## Задание:
Куда, согласно источнику, поступил проект Виленской духовной академии в начале 1866 года?

## Источник:
"""

Де Пуле, конечно, возводил напраслину на «белоруссофилов», утверждая, что те целенаправленно «фанатизировали» приезжих великорусов против местных элит. Но его описание, цитированное выше, косвенно передает действительно имевший место парадоксальный эффект призывов Кояловича и других «западноруссов» к защите «народа» Западной России от любых «аристократических» посягательств. А именно: одержимость поиском повсюду признаков и симптомов «шляхетства», без чего, по мысли Кояловича, настоящие «обрусители» не могли отождествить себя с народной массой, приводила к тому, что с предательским аристократизмом начинали ассоциироваться проявления локальной самобытности даже в простонародье. А это была та самая самобытность, которую вроде бы требовалось оградить от великорусской нивелировки. Особенное, непривычное, несогласное с великорусским стандартом – начиная от участкового крестьянского землевладения и вплоть до остатков униатской обрядности в маленькой сельской церквушке – воспринималось как знак «шляхетского» излома, элитистского извращения. Хорошим примером может послужить кампания по массовому обращению католиков-белорусов в православие. Вполне соответствуя «западнорусскому» идеалу неистовой, не на жизнь, а на смерть схватки с кровным врагом – «латинством» (Богдан Хмельницкий, православные братства, стихийная расправа с Иосафатом Кунцевичем и т. п.), она санкционировала самые что ни на есть «великорусские» проявления нетерпимости к местной культурной специфике, будь то в высших или низших сословиях.

В каком-то смысле Коялович стал заложником собственного антиномичного представления о Западной России одновременно как о полнящейся внутренней энергией самобытной земле и как о жалком, пассивном объекте происков «полонизма» и казенной «великорусской диктатуры». Это противоречие не раз подводило его при подаче советов даже доброжелателю И.П. Корнилову. Пожалуй, самой крупной неприятностью такого рода стал провал проекта православной духовной академии в Вильне. Замысел возник еще при Муравьеве, вскоре после того как тот, поддавшись опасениям польской культурной диверсии, отказался от более ранней идеи – учредить в Вильне исключительно русский по составу преподавателей, но с допущением польских студентов университет. Таким образом, духовная академия (на первой стадии проектирования, при Муравьеве, задуманное заведение именовалось Высшим духовным училищем) должна была стать кузницей кадров местной интеллигенции, об умножении рядов и сплочении которой так пекся Коялович. Академия в Вильне проектировалась вовсе не как копия уже существующих духовных академий – закрытых учебных заведений. В нее намечалось принимать выпускников не только духовных семинарий, но и гимназий; готовить же она должна была как священнослужителей, так и чиновников и учителей для службы в крае. Такое новаторское профилирование учебного заведения сочеталось с убеждением Кояловича и его единомышленников в готовности местного духовенства к активному участию в мирской, общегражданской жизни. Отвечало оно и концепции разрабатывавшихся тогда в Петербурге церковных реформ, приоритетом которых было, в частности, взаимное сближение духовного и светских сословий, уничтожение кастовой закрытости духовенства. Примечательно, что к осуществлению проекта генерал-губернатора Кауфмана настойчиво побуждал М.Н. Катков, уточнявший в конфиденциальном письме в конце 1865 года, что имеет в виду духовную академию с «расширением программы ее до степени университетского филологического факультета…»[1524]. В этом вопросе мнения Каткова и Кояловича совпали. В начале 1866 года проект Виленской духовной академии поступил в канцелярию обер-прокурора Синода, где, кстати, в то время служил один из земляков и приятелей Кояловича[1525].

"""

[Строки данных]
"""

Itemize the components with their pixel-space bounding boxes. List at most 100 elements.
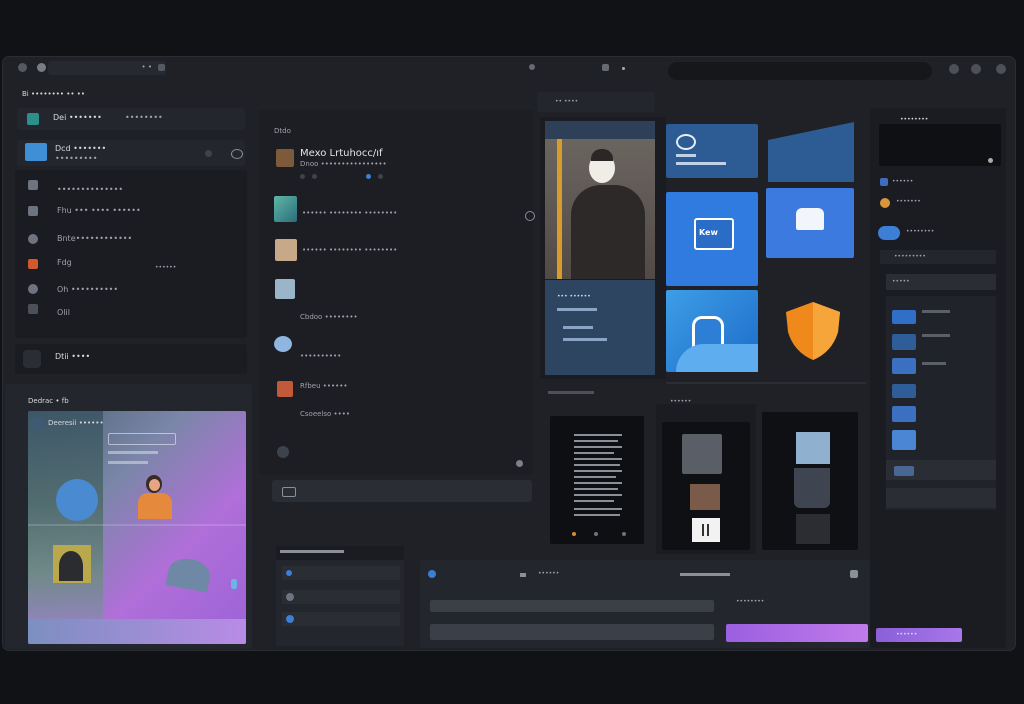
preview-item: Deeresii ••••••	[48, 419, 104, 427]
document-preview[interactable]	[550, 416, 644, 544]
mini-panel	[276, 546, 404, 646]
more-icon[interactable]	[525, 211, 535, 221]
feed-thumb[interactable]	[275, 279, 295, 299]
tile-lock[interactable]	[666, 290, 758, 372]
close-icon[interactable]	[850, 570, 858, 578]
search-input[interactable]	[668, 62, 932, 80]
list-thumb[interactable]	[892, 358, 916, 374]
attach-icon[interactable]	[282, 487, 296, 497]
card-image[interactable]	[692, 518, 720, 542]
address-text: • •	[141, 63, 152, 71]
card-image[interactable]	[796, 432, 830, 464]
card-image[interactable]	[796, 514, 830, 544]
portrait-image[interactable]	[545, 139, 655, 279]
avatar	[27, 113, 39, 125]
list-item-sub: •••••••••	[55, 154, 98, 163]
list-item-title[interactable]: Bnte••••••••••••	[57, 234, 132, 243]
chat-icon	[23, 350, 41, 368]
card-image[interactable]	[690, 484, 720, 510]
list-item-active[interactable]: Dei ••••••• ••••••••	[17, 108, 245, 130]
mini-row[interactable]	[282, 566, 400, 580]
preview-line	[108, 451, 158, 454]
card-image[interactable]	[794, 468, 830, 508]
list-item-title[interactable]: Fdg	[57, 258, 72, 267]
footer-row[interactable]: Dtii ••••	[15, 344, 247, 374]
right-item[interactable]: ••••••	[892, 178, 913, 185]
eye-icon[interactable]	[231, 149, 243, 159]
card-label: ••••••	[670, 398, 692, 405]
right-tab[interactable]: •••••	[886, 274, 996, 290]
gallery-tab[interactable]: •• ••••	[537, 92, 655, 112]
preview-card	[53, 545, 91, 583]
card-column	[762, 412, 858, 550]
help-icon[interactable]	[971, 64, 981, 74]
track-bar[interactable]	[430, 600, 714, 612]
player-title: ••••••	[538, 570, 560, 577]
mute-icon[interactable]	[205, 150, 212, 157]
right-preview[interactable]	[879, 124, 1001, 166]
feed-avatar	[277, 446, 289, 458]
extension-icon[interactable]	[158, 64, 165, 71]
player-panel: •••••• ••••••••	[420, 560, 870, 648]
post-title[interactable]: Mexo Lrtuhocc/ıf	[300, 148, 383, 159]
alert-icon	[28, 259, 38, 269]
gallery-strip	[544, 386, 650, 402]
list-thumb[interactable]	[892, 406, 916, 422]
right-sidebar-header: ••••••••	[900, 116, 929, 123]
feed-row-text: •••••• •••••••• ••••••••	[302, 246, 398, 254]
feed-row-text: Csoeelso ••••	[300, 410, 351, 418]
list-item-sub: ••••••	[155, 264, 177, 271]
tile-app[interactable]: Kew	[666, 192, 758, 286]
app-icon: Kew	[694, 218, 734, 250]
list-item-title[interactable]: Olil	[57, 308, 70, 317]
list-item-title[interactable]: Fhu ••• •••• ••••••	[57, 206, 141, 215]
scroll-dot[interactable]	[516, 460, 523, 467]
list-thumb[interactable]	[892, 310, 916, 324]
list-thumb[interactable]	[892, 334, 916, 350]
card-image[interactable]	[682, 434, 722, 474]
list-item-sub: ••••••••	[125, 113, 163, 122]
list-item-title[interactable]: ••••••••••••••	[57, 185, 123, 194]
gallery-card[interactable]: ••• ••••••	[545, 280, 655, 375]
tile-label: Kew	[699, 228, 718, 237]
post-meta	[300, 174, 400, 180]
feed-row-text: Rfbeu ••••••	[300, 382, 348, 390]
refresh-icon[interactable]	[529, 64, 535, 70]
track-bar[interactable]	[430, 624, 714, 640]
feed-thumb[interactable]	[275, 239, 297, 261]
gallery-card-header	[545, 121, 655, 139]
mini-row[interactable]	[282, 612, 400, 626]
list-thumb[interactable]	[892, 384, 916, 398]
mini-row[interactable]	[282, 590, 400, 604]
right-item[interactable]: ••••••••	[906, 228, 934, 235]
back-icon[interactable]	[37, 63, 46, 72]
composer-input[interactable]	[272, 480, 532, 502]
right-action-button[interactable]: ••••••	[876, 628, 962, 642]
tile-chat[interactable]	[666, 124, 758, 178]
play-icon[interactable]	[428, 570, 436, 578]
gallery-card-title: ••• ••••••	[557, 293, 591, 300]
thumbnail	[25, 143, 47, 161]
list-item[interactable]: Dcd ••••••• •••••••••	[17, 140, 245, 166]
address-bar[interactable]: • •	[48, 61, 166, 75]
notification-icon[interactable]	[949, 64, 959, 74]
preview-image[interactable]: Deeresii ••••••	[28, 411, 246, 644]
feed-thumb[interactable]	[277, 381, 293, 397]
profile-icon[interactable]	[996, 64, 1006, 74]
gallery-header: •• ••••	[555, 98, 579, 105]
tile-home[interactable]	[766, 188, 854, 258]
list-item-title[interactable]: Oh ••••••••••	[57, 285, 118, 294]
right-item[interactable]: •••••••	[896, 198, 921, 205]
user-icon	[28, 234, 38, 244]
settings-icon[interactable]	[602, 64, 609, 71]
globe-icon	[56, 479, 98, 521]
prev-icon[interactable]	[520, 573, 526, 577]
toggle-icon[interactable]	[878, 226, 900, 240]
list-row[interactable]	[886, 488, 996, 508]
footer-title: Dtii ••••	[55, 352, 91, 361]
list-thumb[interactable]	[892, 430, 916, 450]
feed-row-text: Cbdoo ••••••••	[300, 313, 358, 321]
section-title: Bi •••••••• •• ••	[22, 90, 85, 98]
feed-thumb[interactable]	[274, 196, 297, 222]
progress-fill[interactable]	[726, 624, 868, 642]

"""

## Результат упражнения:
В канцелярию обер-прокурора Синода.